### [Short task]
Set down the records once more, please, exactly and with the pictures left out.
═══
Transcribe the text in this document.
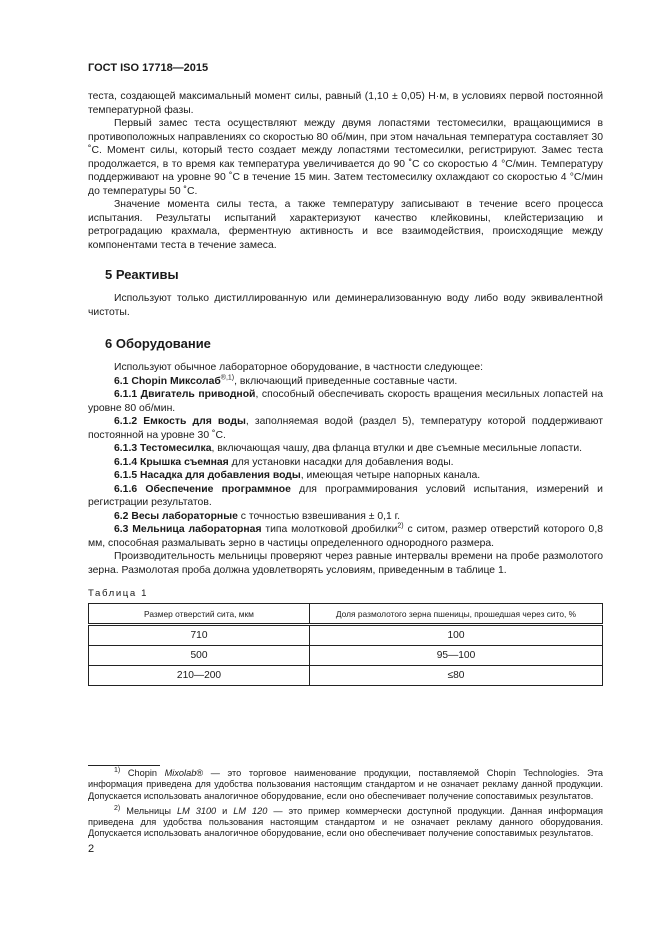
ГОСТ ISO 17718—2015

теста, создающей максимальный момент силы, равный (1,10 ± 0,05) Н·м, в условиях первой постоянной температурной фазы.

Первый замес теста осуществляют между двумя лопастями тестомесилки, вращающимися в противоположных направлениях со скоростью 80 об/мин, при этом начальная температура составляет 30 ˚С. Момент силы, который тесто создает между лопастями тестомесилки, регистрируют. Замес теста продолжается, в то время как температура увеличивается до 90 ˚С со скоростью 4 °С/мин. Температуру поддерживают на уровне 90 ˚С в течение 15 мин. Затем тестомесилку охлаждают со скоростью 4 °С/мин до температуры 50 ˚С.

Значение момента силы теста, а также температуру записывают в течение всего процесса испытания. Результаты испытаний характеризуют качество клейковины, клейстеризацию и ретроградацию крахмала, ферментную активность и все взаимодействия, происходящие между компонентами теста в течение замеса.

5 Реактивы

Используют только дистиллированную или деминерализованную воду либо воду эквивалентной чистоты.

6 Оборудование

Используют обычное лабораторное оборудование, в частности следующее:

6.1 Chopin Миксолаб$^{®,1)}$, включающий приведенные составные части.

6.1.1 Двигатель приводной, способный обеспечивать скорость вращения месильных лопастей на уровне 80 об/мин.

6.1.2 Емкость для воды, заполняемая водой (раздел 5), температуру которой поддерживают постоянной на уровне 30 ˚С.

6.1.3 Тестомесилка, включающая чашу, два фланца втулки и две съемные месильные лопасти.

6.1.4 Крышка съемная для установки насадки для добавления воды.

6.1.5 Насадка для добавления воды, имеющая четыре напорных канала.

6.1.6 Обеспечение программное для программирования условий испытания, измерений и регистрации результатов.

6.2 Весы лабораторные с точностью взвешивания ± 0,1 г.

6.3 Мельница лабораторная типа молотковой дробилки$^{2)}$ с ситом, размер отверстий которого 0,8 мм, способная размалывать зерно в частицы определенного однородного размера.

Производительность мельницы проверяют через равные интервалы времени на пробе размолотого зерна. Размолотая проба должна удовлетворять условиям, приведенным в таблице 1.

Таблица 1
Размер отверстий сита, мкм	Доля размолотого зерна пшеницы, прошедшая через сито, %
710	100
500	95—100
210—200	≤80

$^{1)}$ Chopin Mixolab® — это торговое наименование продукции, поставляемой Chopin Technologies. Эта информация приведена для удобства пользования настоящим стандартом и не означает рекламу данной продукции. Допускается использовать аналогичное оборудование, если оно обеспечивает получение сопоставимых результатов.

$^{2)}$ Мельницы LM 3100 и LM 120 — это пример коммерчески доступной продукции. Данная информация приведена для удобства пользования настоящим стандартом и не означает рекламу данного оборудования. Допускается использовать аналогичное оборудование, если оно обеспечивает получение сопоставимых результатов.

2
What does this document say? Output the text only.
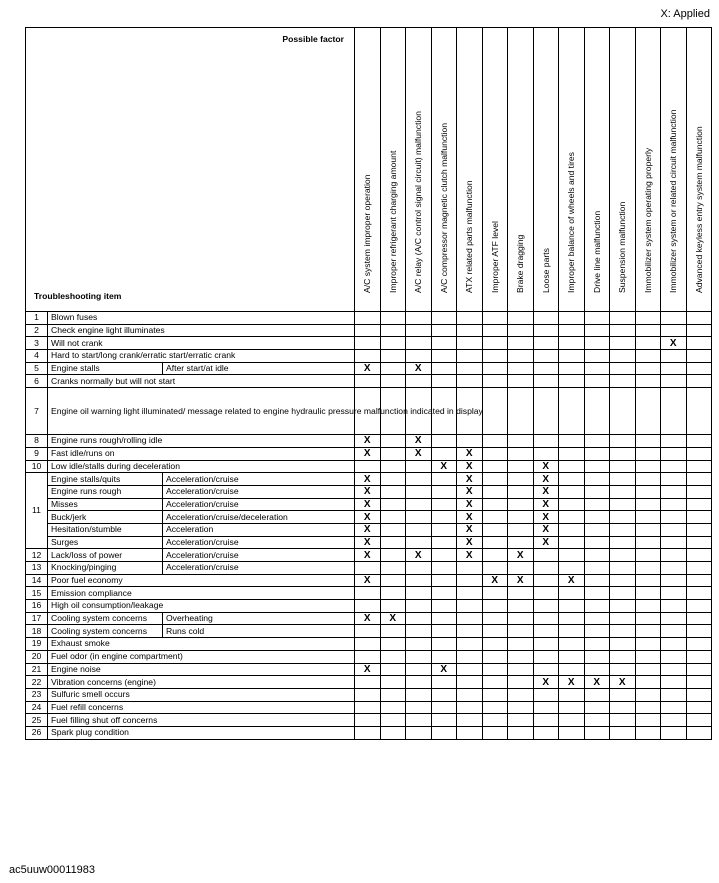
X: Applied
Possible factor
Troubleshooting item			A/C system improper operation	Improper refrigerant charging amount	A/C relay (A/C control signal circuit) malfunction	A/C compressor magnetic clutch malfunction	ATX related parts malfunction	Improper ATF level	Brake dragging	Loose parts	Improper balance of wheels and tires	Drive line malfunction	Suspension malfunction	Immobilizer system operating properly	Immobilizer system or related circuit malfunction	Advanced keyless entry system malfunction

1	Blown fuses															
2	Check engine light illuminates															
3	Will not crank														X	
4	Hard to start/long crank/erratic start/erratic crank															
5	Engine stalls	After start/at idle	X		X											
6	Cranks normally but will not start															
7	Engine oil warning light illuminated/ message related to engine hydraulic pressure malfunction indicated in display															
8	Engine runs rough/rolling idle		X		X											
9	Fast idle/runs on		X		X		X									
10	Low idle/stalls during deceleration					X	X			X						
11	Engine stalls/quits	Acceleration/cruise	X				X			X						
	Engine runs rough	Acceleration/cruise	X				X			X						
	Misses	Acceleration/cruise	X				X			X						
	Buck/jerk	Acceleration/cruise/deceleration	X				X			X						
	Hesitation/stumble	Acceleration	X				X			X						
	Surges	Acceleration/cruise	X				X			X						
12	Lack/loss of power	Acceleration/cruise	X		X		X		X							
13	Knocking/pinging	Acceleration/cruise														
14	Poor fuel economy		X					X	X		X					
15	Emission compliance															
16	High oil consumption/leakage															
17	Cooling system concerns	Overheating	X	X												
18	Cooling system concerns	Runs cold														
19	Exhaust smoke															
20	Fuel odor (in engine compartment)															
21	Engine noise		X			X										
22	Vibration concerns (engine)									X	X	X	X			
23	Sulfuric smell occurs															
24	Fuel refill concerns															
25	Fuel filling shut off concerns															
26	Spark plug condition															
ac5uuw00011983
═══
### [Answer in full]
Transcribe the text in this document.
ГОСТ ISO 17718—2015

теста, создающей максимальный момент силы, равный (1,10 ± 0,05) Н·м, в условиях первой постоянной температурной фазы.

Первый замес теста осуществляют между двумя лопастями тестомесилки, вращающимися в противоположных направлениях со скоростью 80 об/мин, при этом начальная температура составляет 30 ˚С. Момент силы, который тесто создает между лопастями тестомесилки, регистрируют. Замес теста продолжается, в то время как температура увеличивается до 90 ˚С со скоростью 4 °С/мин. Температуру поддерживают на уровне 90 ˚С в течение 15 мин. Затем тестомесилку охлаждают со скоростью 4 °С/мин до температуры 50 ˚С.

Значение момента силы теста, а также температуру записывают в течение всего процесса испытания. Результаты испытаний характеризуют качество клейковины, клейстеризацию и ретроградацию крахмала, ферментную активность и все взаимодействия, происходящие между компонентами теста в течение замеса.

5 Реактивы

Используют только дистиллированную или деминерализованную воду либо воду эквивалентной чистоты.

6 Оборудование

Используют обычное лабораторное оборудование, в частности следующее:

6.1 Chopin Миксолаб$^{®,1)}$, включающий приведенные составные части.

6.1.1 Двигатель приводной, способный обеспечивать скорость вращения месильных лопастей на уровне 80 об/мин.

6.1.2 Емкость для воды, заполняемая водой (раздел 5), температуру которой поддерживают постоянной на уровне 30 ˚С.

6.1.3 Тестомесилка, включающая чашу, два фланца втулки и две съемные месильные лопасти.

6.1.4 Крышка съемная для установки насадки для добавления воды.

6.1.5 Насадка для добавления воды, имеющая четыре напорных канала.

6.1.6 Обеспечение программное для программирования условий испытания, измерений и регистрации результатов.

6.2 Весы лабораторные с точностью взвешивания ± 0,1 г.

6.3 Мельница лабораторная типа молотковой дробилки$^{2)}$ с ситом, размер отверстий которого 0,8 мм, способная размалывать зерно в частицы определенного однородного размера.

Производительность мельницы проверяют через равные интервалы времени на пробе размолотого зерна. Размолотая проба должна удовлетворять условиям, приведенным в таблице 1.

Таблица 1
Размер отверстий сита, мкм	Доля размолотого зерна пшеницы, прошедшая через сито, %
710	100
500	95—100
210—200	≤80

$^{1)}$ Chopin Mixolab® — это торговое наименование продукции, поставляемой Chopin Technologies. Эта информация приведена для удобства пользования настоящим стандартом и не означает рекламу данной продукции. Допускается использовать аналогичное оборудование, если оно обеспечивает получение сопоставимых результатов.

$^{2)}$ Мельницы LM 3100 и LM 120 — это пример коммерчески доступной продукции. Данная информация приведена для удобства пользования настоящим стандартом и не означает рекламу данного оборудования. Допускается использовать аналогичное оборудование, если оно обеспечивает получение сопоставимых результатов.

2
What does this document say? Output the text only.
X: Applied
Possible factor
Troubleshooting item			A/C system improper operation	Improper refrigerant charging amount	A/C relay (A/C control signal circuit) malfunction	A/C compressor magnetic clutch malfunction	ATX related parts malfunction	Improper ATF level	Brake dragging	Loose parts	Improper balance of wheels and tires	Drive line malfunction	Suspension malfunction	Immobilizer system operating properly	Immobilizer system or related circuit malfunction	Advanced keyless entry system malfunction

1	Blown fuses															
2	Check engine light illuminates															
3	Will not crank														X	
4	Hard to start/long crank/erratic start/erratic crank															
5	Engine stalls	After start/at idle	X		X											
6	Cranks normally but will not start															
7	Engine oil warning light illuminated/ message related to engine hydraulic pressure malfunction indicated in display															
8	Engine runs rough/rolling idle		X		X											
9	Fast idle/runs on		X		X		X									
10	Low idle/stalls during deceleration					X	X			X						
11	Engine stalls/quits	Acceleration/cruise	X				X			X						
	Engine runs rough	Acceleration/cruise	X				X			X						
	Misses	Acceleration/cruise	X				X			X						
	Buck/jerk	Acceleration/cruise/deceleration	X				X			X						
	Hesitation/stumble	Acceleration	X				X			X						
	Surges	Acceleration/cruise	X				X			X						
12	Lack/loss of power	Acceleration/cruise	X		X		X		X							
13	Knocking/pinging	Acceleration/cruise														
14	Poor fuel economy		X					X	X		X					
15	Emission compliance															
16	High oil consumption/leakage															
17	Cooling system concerns	Overheating	X	X												
18	Cooling system concerns	Runs cold														
19	Exhaust smoke															
20	Fuel odor (in engine compartment)															
21	Engine noise		X			X										
22	Vibration concerns (engine)									X	X	X	X			
23	Sulfuric smell occurs															
24	Fuel refill concerns															
25	Fuel filling shut off concerns															
26	Spark plug condition															
ac5uuw00011983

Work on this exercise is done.